Saved entries:
○ ○ ○ ○ ○ ○ ○
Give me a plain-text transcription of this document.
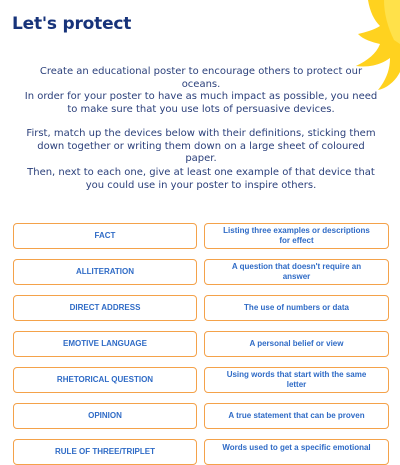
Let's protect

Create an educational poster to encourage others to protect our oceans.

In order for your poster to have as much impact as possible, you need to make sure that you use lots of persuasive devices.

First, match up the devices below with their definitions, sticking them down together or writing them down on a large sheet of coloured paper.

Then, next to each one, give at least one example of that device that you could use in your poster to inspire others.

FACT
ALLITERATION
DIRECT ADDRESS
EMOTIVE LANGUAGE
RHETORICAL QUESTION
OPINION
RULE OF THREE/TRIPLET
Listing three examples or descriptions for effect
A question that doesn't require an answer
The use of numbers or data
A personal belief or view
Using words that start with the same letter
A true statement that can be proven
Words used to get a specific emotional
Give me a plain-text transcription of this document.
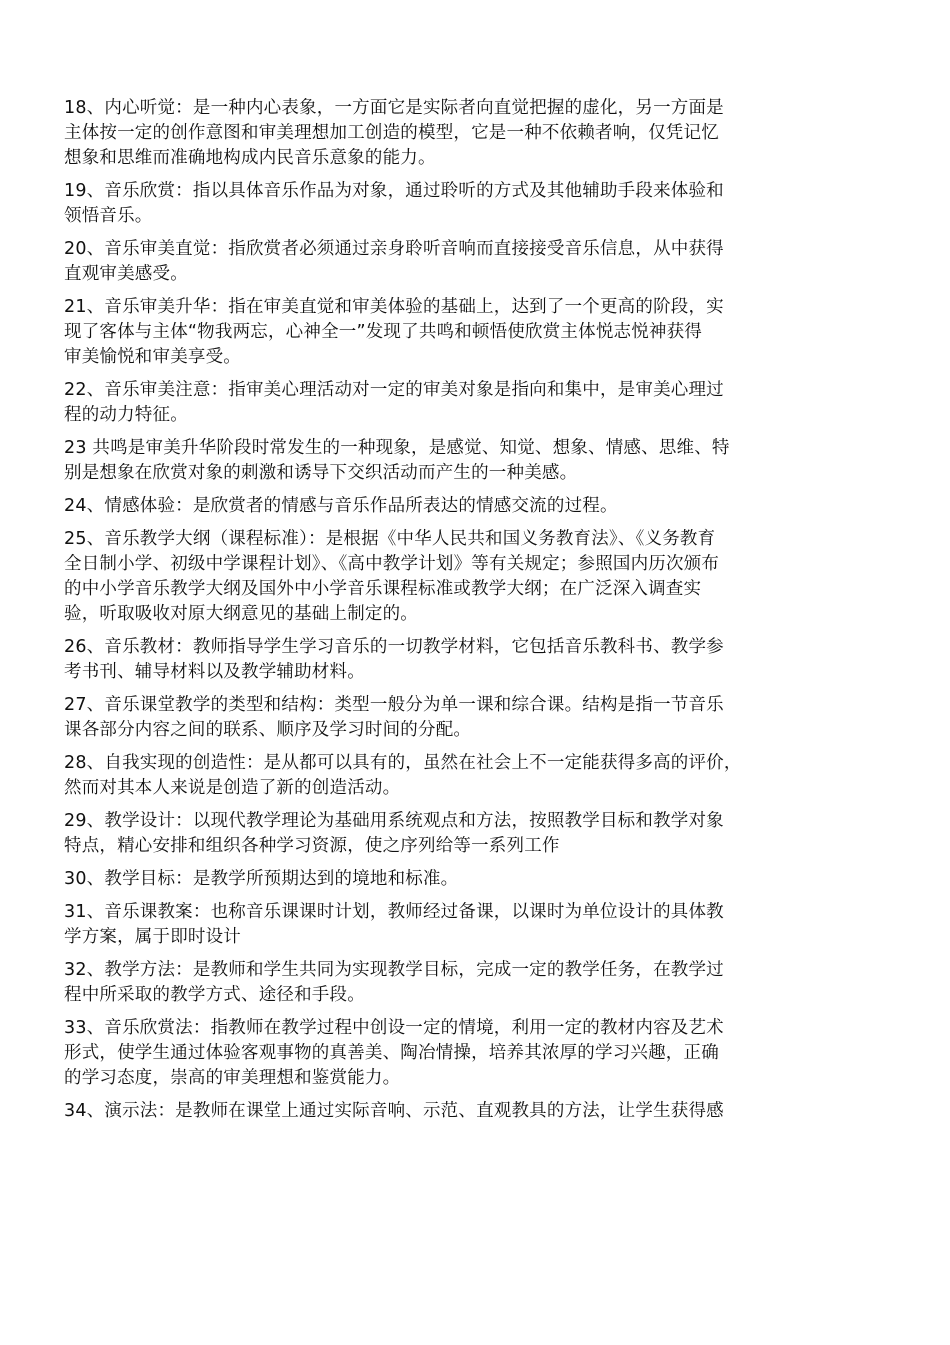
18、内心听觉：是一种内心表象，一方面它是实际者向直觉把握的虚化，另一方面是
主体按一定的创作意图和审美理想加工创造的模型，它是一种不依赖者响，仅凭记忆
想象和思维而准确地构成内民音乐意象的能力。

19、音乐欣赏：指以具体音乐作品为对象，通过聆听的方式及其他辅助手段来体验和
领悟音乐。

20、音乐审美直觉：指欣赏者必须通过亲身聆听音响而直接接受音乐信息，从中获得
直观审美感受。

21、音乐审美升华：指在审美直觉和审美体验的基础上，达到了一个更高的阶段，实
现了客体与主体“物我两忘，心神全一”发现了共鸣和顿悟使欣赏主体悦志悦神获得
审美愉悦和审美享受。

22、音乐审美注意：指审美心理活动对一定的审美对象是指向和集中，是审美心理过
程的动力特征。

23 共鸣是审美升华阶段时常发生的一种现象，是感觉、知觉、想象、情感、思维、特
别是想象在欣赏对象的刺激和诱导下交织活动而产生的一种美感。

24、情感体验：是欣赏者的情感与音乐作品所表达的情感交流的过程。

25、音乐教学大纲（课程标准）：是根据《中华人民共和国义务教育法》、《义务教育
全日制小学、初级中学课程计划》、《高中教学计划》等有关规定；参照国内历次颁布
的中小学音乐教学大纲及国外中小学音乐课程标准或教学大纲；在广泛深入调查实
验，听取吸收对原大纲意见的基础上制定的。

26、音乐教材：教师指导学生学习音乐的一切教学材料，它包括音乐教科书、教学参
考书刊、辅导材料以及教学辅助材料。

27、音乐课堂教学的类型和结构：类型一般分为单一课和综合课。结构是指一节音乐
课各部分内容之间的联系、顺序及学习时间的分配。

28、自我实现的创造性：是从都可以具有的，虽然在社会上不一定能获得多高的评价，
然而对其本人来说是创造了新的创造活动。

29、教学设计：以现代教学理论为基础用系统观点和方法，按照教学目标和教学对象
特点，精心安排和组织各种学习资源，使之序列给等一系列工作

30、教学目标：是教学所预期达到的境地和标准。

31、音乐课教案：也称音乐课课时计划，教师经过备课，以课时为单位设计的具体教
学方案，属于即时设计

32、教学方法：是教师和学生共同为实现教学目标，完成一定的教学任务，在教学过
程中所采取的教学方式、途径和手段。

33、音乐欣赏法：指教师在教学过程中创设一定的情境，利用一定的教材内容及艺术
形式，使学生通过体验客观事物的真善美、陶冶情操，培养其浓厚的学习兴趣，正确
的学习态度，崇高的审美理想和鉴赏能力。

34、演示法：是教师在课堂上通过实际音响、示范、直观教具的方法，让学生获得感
○ ○ ○ ○ ○ ○ ○
[Exercise objective]: Look through the data above. Each line containing the word "devices" needs to be copied.

[Response below]:
In order for your poster to have as much impact as possible, you need to make sure that you use lots of persuasive devices.
First, match up the devices below with their definitions, sticking them down together or writing them down on a large sheet of coloured paper.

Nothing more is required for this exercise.